Set of tasks:
**a)** In the patch discussion, rewrite the paragraph beginning "But there is no risk of it going to sleep" more briefly, keeping its main facts.
**b)** Reproduce the patch discussion verbatim, from "On 09/03/2023 04.12, Christian" up to and including "way that works.".
**c)** List every distinct term in the patch discussion that contains an underscore.

Document extract:
============================================================

[Linaro-mm-sig] Re: [PATCH RFC 10/18] drm/scheduler: Add can_run_job callback

8 Mar 2023


      On 09/03/2023 04.12, Christian König wrote:
...
Am 08.03.23 um 20:05 schrieb Asahi Lina:
...
[SNIP]
...
Well it's not the better way, it's the only way that works.
I have to admit that my bet on your intentions was wrong, but even that
use case doesn't work correctly.
See when your callback returns false it is perfectly possible that all
hw fences are signaled between returning that information and processing it.
The result would be that the scheduler goes to sleep and never wakes up
again.
That can't happen, because it will just go into another iteration of the
drm_sched main loop since there is an entity available still.
Rather there is probably the opposite bug in this patch: the can_run_job
logic should be moved into the wait_event_interruptible() condition
check, otherwise I think it can end up busy-looping since the condition
itself can be true even when the can_run_job check blocks it.
But there is no risk of it going to sleep and never waking up because
job completions will wake up the waitqueue by definition, and that
happens after the driver-side queues are popped. If this problem could
happen, then the existing hw_submission_limit logic would be broken in
the same way. It is logically equivalent in how it works.

============================================================

Raw data:

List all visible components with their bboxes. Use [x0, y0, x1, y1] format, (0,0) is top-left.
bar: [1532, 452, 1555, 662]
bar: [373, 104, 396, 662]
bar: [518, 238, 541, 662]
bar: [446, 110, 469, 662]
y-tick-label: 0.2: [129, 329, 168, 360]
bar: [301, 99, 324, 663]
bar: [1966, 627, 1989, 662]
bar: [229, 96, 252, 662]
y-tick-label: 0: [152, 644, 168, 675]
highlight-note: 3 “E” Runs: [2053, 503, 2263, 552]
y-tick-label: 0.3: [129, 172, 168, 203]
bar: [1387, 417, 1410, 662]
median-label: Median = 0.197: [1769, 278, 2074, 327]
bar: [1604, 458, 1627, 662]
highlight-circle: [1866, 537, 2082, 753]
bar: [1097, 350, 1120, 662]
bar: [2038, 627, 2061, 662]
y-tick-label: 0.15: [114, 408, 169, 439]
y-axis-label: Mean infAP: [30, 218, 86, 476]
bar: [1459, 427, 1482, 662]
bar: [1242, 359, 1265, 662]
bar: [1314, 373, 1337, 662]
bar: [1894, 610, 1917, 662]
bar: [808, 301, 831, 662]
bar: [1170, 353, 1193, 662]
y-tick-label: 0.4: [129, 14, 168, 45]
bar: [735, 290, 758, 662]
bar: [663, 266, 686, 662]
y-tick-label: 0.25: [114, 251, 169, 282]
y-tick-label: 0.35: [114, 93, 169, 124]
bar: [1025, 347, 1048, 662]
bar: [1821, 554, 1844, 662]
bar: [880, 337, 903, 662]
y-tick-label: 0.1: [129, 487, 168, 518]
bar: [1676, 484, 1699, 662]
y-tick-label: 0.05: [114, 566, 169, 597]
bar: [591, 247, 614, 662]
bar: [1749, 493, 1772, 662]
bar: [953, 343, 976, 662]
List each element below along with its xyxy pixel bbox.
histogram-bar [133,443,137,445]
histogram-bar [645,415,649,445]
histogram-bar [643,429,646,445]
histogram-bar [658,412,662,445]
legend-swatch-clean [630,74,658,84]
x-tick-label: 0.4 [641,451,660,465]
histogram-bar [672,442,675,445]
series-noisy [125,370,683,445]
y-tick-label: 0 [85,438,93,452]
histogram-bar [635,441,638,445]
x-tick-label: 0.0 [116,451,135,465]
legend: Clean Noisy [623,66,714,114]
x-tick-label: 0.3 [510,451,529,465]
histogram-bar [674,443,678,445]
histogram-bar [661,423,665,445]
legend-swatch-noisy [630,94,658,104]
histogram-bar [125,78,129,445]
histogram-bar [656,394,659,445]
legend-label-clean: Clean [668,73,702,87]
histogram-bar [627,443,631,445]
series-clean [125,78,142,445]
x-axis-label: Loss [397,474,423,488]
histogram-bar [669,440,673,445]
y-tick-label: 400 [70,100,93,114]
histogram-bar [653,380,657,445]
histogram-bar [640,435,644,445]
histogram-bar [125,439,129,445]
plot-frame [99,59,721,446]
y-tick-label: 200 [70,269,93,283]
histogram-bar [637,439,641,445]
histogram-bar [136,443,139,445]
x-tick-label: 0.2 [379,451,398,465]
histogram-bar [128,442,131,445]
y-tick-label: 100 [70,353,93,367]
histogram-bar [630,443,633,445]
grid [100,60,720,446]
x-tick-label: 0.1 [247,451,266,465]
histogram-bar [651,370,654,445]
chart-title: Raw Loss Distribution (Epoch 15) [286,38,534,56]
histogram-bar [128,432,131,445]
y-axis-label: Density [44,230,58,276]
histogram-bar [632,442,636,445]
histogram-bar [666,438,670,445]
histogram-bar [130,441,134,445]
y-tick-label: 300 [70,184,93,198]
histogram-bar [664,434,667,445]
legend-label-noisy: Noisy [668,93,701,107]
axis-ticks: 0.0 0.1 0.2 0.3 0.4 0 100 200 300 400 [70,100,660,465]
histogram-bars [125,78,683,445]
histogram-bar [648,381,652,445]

============================================================

Responses by task:
**a)** The scheduler cannot sleep and fail to wake up. Job completions always wake the waitqueue, and they do so after the driver-side queues are popped. If this problem could occur, the existing hw_submission_limit logic would fail in the same way, because it works in a logically equivalent manner.

**b)**
On 09/03/2023 04.12, Christian König wrote:
...
Am 08.03.23 um 20:05 schrieb Asahi Lina:
...
[SNIP]
...
Well it's not the better way, it's the only way that works.

**c)**
- can_run_job
- drm_sched
- wait_event_interruptible()
- hw_submission_limit